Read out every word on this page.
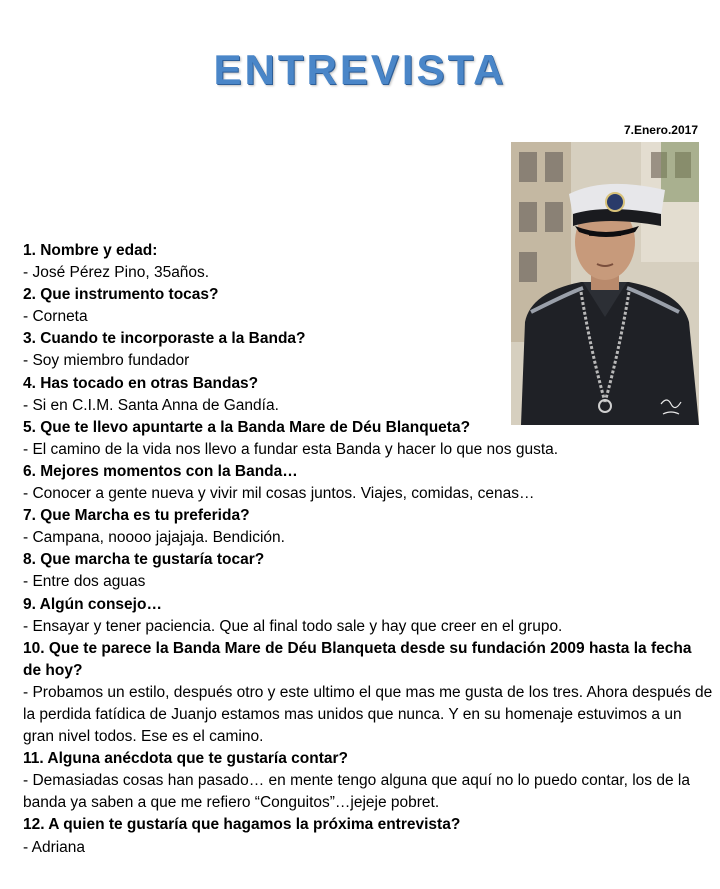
ENTREVISTA
7.Enero.2017

1. Nombre y edad:

- José Pérez Pino, 35años.

2. Que instrumento tocas?

- Corneta

3. Cuando te incorporaste a la Banda?

- Soy miembro fundador

4. Has tocado en otras Bandas?

- Si en C.I.M. Santa Anna de Gandía.

5. Que te llevo apuntarte a la Banda Mare de Déu Blanqueta?

- El camino de la vida nos llevo a fundar esta Banda y hacer lo que nos gusta.

6. Mejores momentos con la Banda…

- Conocer a gente nueva y vivir mil cosas juntos. Viajes, comidas, cenas…

7. Que Marcha es tu preferida?

- Campana, noooo jajajaja. Bendición.

8. Que marcha te gustaría tocar?

- Entre dos aguas

9. Algún consejo…

- Ensayar y tener paciencia. Que al final todo sale y hay que creer en el grupo.

10. Que te parece la Banda Mare de Déu Blanqueta desde su fundación 2009 hasta la fecha de hoy?

- Probamos un estilo, después otro y este ultimo el que mas me gusta de los tres. Ahora después de la perdida fatídica de Juanjo estamos mas unidos que nunca. Y en su homenaje estuvimos a un gran nivel todos. Ese es el camino.

11. Alguna anécdota que te gustaría contar?

- Demasiadas cosas han pasado… en mente tengo alguna que aquí no lo puedo contar, los de la banda ya saben a que me refiero “Conguitos”…jejeje pobret.

12. A quien te gustaría que hagamos la próxima entrevista?

- Adriana
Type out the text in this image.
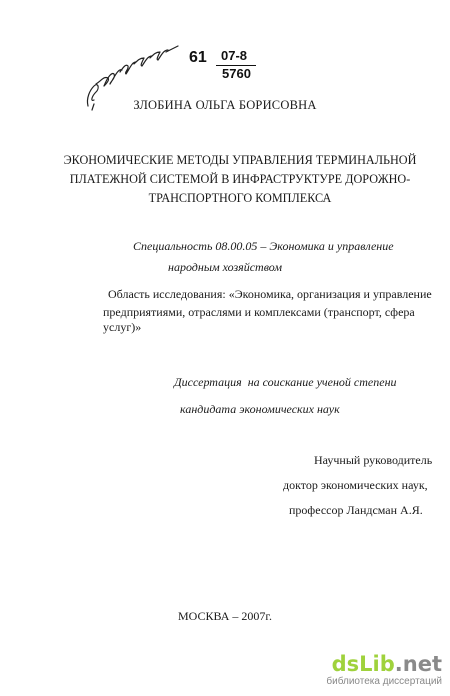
61 07-8
5760
ЗЛОБИНА ОЛЬГА БОРИСОВНА
ЭКОНОМИЧЕСКИЕ МЕТОДЫ УПРАВЛЕНИЯ ТЕРМИНАЛЬНОЙ
ПЛАТЕЖНОЙ СИСТЕМОЙ В ИНФРАСТРУКТУРЕ ДОРОЖНО-
ТРАНСПОРТНОГО КОМПЛЕКСА
Специальность 08.00.05 – Экономика и управление
народным хозяйством
Область исследования: «Экономика, организация и управление
предприятиями, отраслями и комплексами (транспорт, сфера услуг)»
Диссертация  на соискание ученой степени
кандидата экономических наук
Научный руководитель
доктор экономических наук,
профессор Ландсман А.Я.
МОСКВА – 2007г.
dsLib.net
библиотека диссертаций
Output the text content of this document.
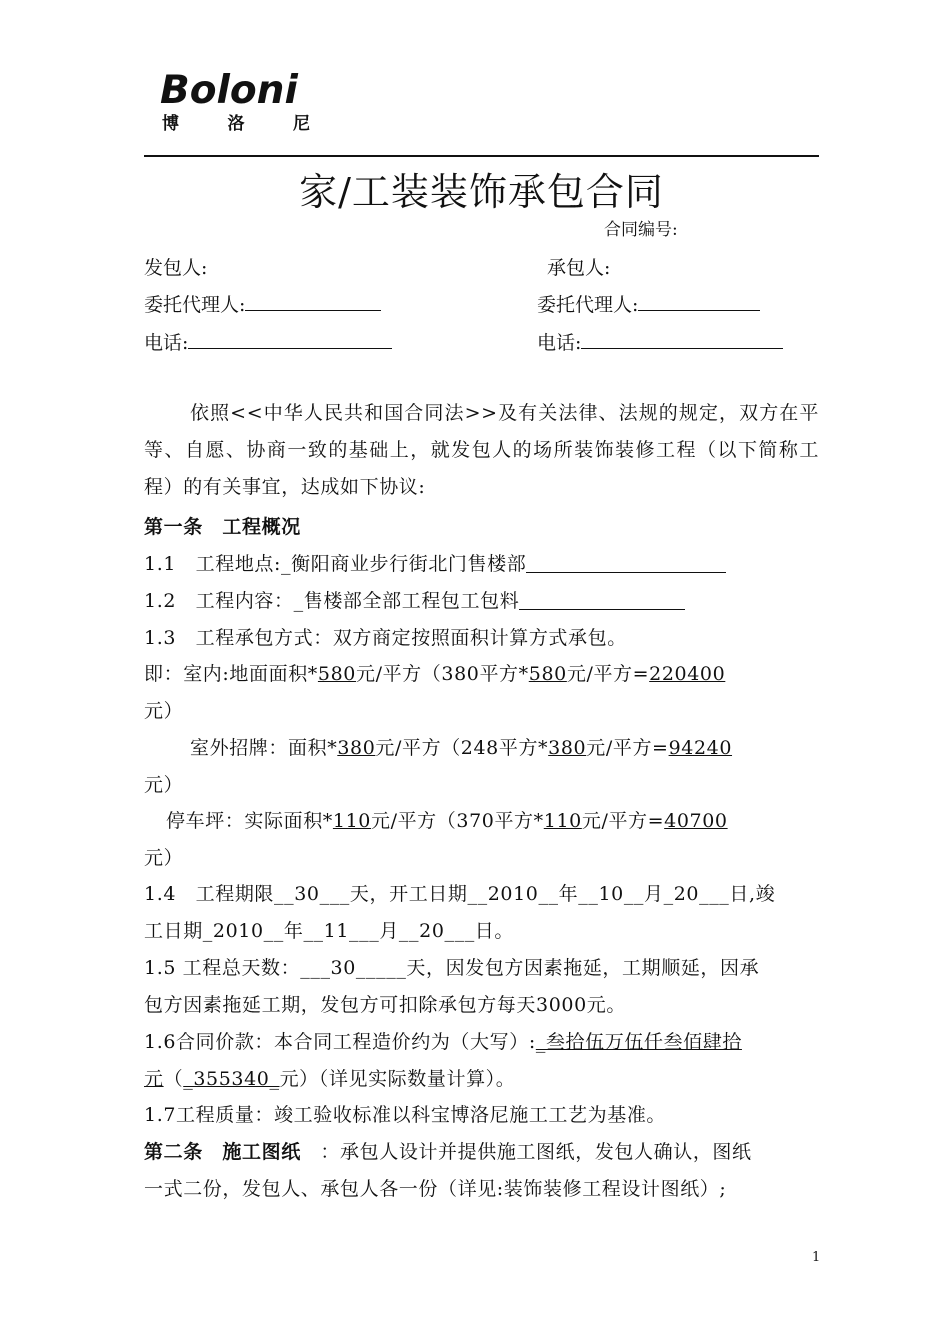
Boloni
博	洛	尼
家/工装装饰承包合同
合同编号:
发包人:	承包人:
委托代理人:	委托代理人:
电话:	电话:
依照<<中华人民共和国合同法>>及有关法律、法规的规定，双方在平等、自愿、协商一致的基础上，就发包人的场所装饰装修工程（以下简称工程）的有关事宜，达成如下协议:
第一条　工程概况
1.1　工程地点:_衡阳商业步行街北门售楼部
1.2　工程内容：_售楼部全部工程包工包料
1.3　工程承包方式：双方商定按照面积计算方式承包。
即：室内:地面面积*580元/平方（380平方*580元/平方=220400
元）
室外招牌：面积*380元/平方（248平方*380元/平方=94240
元）
停车坪：实际面积*110元/平方（370平方*110元/平方=40700
元）
1.4　工程期限__30___天，开工日期__2010__年__10__月_20___日,竣
工日期_2010__年__11___月__20___日。
1.5 工程总天数：___30_____天，因发包方因素拖延，工期顺延，因承
包方因素拖延工期，发包方可扣除承包方每天3000元。
1.6合同价款：本合同工程造价约为（大写）:_叁拾伍万伍仟叁佰肆拾
元（_355340_元）（详见实际数量计算）。
1.7工程质量：竣工验收标准以科宝博洛尼施工工艺为基准。
第二条　施工图纸　：承包人设计并提供施工图纸，发包人确认，图纸
一式二份，发包人、承包人各一份（详见:装饰装修工程设计图纸）;
1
_____
Task brief ▸
Copy exactly the lines from the one containing "Output the text content of this document." through the final line of the records above, both included, and leave out any pictures.

Answer to the exercise ▸
Output the text content of this document.
Boloni
博	洛	尼
家/工装装饰承包合同
合同编号:
发包人:	承包人:
委托代理人:	委托代理人:
电话:	电话:
依照<<中华人民共和国合同法>>及有关法律、法规的规定，双方在平等、自愿、协商一致的基础上，就发包人的场所装饰装修工程（以下简称工程）的有关事宜，达成如下协议:
第一条　工程概况
1.1　工程地点:_衡阳商业步行街北门售楼部
1.2　工程内容：_售楼部全部工程包工包料
1.3　工程承包方式：双方商定按照面积计算方式承包。
即：室内:地面面积*580元/平方（380平方*580元/平方=220400
元）
室外招牌：面积*380元/平方（248平方*380元/平方=94240
元）
停车坪：实际面积*110元/平方（370平方*110元/平方=40700
元）
1.4　工程期限__30___天，开工日期__2010__年__10__月_20___日,竣
工日期_2010__年__11___月__20___日。
1.5 工程总天数：___30_____天，因发包方因素拖延，工期顺延，因承
包方因素拖延工期，发包方可扣除承包方每天3000元。
1.6合同价款：本合同工程造价约为（大写）:_叁拾伍万伍仟叁佰肆拾
元（_355340_元）（详见实际数量计算）。
1.7工程质量：竣工验收标准以科宝博洛尼施工工艺为基准。
第二条　施工图纸　：承包人设计并提供施工图纸，发包人确认，图纸
一式二份，发包人、承包人各一份（详见:装饰装修工程设计图纸）;
1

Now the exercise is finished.